Your instructions:
How many lines in the records below hold the string "زعمت"? Answer with the number alone.

── Given records ──

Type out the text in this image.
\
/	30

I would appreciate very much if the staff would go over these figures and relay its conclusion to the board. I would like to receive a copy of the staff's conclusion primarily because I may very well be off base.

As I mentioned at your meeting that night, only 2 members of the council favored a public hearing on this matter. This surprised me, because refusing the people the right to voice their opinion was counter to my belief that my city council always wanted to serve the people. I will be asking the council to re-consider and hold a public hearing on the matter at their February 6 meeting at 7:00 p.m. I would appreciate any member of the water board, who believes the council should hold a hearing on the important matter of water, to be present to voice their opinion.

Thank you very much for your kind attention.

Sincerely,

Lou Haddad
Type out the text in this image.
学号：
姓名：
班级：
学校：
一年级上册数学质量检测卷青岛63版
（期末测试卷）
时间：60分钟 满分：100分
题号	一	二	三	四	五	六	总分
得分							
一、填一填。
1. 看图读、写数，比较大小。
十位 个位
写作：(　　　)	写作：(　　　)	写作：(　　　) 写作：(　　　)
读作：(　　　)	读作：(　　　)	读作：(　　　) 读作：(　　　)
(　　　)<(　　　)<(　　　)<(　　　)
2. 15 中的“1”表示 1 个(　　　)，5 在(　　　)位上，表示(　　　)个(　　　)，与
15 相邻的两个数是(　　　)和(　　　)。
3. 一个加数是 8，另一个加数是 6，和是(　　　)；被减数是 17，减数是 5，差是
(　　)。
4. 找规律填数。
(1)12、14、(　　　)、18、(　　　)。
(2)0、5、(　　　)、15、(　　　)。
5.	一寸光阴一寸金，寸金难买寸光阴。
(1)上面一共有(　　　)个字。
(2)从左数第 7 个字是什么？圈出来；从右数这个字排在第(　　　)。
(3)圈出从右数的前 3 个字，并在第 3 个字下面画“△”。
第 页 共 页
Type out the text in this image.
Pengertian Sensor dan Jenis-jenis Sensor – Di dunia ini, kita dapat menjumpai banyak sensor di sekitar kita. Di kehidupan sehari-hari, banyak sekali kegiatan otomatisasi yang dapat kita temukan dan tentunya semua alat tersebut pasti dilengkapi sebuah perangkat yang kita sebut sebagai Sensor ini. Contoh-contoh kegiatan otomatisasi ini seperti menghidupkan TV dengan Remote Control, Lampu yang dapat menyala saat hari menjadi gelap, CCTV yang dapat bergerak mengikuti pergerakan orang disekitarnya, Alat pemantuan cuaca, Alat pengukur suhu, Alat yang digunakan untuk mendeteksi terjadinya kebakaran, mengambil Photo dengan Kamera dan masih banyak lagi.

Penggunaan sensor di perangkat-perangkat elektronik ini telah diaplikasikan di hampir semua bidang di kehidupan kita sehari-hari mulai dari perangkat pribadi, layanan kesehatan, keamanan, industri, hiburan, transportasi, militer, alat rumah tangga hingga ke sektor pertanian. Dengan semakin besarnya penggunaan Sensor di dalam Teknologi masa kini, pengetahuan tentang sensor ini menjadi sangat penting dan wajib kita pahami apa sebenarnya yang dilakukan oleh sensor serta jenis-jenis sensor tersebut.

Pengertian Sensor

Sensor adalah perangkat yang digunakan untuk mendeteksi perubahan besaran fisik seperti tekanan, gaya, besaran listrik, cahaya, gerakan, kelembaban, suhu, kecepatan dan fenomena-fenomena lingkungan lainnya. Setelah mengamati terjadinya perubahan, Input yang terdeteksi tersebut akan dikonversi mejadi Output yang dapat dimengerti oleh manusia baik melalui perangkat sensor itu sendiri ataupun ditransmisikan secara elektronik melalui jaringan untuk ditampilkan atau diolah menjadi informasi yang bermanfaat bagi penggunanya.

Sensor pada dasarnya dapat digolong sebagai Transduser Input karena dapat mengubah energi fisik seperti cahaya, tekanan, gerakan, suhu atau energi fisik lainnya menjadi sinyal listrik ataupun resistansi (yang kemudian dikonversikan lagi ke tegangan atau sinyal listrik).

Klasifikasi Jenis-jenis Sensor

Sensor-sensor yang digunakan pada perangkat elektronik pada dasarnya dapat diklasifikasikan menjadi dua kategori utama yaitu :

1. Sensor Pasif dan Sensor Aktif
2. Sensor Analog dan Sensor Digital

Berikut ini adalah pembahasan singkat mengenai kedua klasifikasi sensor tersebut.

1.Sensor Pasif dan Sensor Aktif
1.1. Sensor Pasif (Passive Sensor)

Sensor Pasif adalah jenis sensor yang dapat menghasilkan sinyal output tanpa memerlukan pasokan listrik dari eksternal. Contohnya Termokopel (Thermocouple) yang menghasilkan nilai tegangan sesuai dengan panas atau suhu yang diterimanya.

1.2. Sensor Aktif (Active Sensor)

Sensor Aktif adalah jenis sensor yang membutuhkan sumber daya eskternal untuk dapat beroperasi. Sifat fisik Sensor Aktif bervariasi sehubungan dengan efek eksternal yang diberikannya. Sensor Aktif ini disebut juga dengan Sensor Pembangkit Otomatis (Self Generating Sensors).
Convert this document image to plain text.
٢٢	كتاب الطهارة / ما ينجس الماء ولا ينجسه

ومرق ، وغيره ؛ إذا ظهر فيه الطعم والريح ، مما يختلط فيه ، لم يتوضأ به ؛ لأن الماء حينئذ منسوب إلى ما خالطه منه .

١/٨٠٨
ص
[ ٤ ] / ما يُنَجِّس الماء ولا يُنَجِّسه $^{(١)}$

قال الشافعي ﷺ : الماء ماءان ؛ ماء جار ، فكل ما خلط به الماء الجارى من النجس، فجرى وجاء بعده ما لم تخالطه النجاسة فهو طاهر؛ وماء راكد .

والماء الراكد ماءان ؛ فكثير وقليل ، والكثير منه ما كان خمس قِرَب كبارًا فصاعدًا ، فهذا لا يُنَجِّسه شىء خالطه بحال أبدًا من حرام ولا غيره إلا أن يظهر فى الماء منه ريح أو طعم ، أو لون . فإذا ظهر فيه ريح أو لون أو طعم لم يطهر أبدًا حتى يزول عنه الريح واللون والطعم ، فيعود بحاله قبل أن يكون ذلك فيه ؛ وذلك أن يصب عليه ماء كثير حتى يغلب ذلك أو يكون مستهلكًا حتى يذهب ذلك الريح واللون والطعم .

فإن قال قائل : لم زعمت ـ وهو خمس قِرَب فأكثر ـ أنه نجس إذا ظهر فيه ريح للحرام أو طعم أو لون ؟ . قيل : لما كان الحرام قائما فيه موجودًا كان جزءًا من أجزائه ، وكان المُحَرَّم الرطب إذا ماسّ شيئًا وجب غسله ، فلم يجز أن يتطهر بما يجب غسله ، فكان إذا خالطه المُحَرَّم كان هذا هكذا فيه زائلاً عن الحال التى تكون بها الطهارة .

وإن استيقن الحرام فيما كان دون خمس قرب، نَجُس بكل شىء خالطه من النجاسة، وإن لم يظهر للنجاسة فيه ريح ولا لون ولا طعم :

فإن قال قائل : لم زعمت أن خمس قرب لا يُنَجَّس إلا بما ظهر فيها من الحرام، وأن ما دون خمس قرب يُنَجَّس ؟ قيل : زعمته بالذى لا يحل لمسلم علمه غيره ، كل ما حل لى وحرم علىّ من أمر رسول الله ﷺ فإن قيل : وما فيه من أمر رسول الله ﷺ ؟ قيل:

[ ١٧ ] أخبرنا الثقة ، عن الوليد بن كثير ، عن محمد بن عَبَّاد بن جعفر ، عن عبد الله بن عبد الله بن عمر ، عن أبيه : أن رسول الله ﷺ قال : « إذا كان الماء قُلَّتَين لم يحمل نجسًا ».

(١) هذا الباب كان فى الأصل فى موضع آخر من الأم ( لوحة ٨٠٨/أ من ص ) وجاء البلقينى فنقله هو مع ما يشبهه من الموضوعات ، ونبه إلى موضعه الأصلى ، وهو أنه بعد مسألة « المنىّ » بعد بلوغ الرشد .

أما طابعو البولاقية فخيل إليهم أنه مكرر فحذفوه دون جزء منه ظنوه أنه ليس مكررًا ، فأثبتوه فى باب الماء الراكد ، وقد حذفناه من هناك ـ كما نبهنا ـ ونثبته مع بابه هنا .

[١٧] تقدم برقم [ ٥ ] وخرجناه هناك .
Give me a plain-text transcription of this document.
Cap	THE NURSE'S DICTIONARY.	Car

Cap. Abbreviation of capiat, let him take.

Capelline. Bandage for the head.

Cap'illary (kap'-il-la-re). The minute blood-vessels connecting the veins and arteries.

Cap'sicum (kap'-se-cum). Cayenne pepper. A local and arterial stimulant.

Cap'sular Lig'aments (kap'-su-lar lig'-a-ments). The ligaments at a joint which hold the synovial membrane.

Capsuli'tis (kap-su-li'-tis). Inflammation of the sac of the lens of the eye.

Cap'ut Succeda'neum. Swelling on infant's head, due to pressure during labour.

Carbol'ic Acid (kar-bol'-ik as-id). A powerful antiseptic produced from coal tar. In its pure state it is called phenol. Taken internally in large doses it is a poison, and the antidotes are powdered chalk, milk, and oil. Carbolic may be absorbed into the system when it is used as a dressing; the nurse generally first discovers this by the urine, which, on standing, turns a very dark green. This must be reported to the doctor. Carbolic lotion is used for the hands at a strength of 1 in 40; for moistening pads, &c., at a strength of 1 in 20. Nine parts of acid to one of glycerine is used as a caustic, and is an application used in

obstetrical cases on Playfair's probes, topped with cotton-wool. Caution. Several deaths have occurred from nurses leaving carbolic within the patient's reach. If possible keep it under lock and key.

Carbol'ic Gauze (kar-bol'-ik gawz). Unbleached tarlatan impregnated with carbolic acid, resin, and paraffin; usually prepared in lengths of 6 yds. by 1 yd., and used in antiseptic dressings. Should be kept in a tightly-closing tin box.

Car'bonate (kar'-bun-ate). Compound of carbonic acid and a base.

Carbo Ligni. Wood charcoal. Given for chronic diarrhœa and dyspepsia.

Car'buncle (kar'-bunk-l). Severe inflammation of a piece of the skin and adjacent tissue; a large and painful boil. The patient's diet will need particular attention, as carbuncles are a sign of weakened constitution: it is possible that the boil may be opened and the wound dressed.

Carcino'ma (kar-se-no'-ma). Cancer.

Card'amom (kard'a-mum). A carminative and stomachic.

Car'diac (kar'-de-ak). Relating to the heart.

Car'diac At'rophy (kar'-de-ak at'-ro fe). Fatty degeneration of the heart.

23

───

Exercise response:
2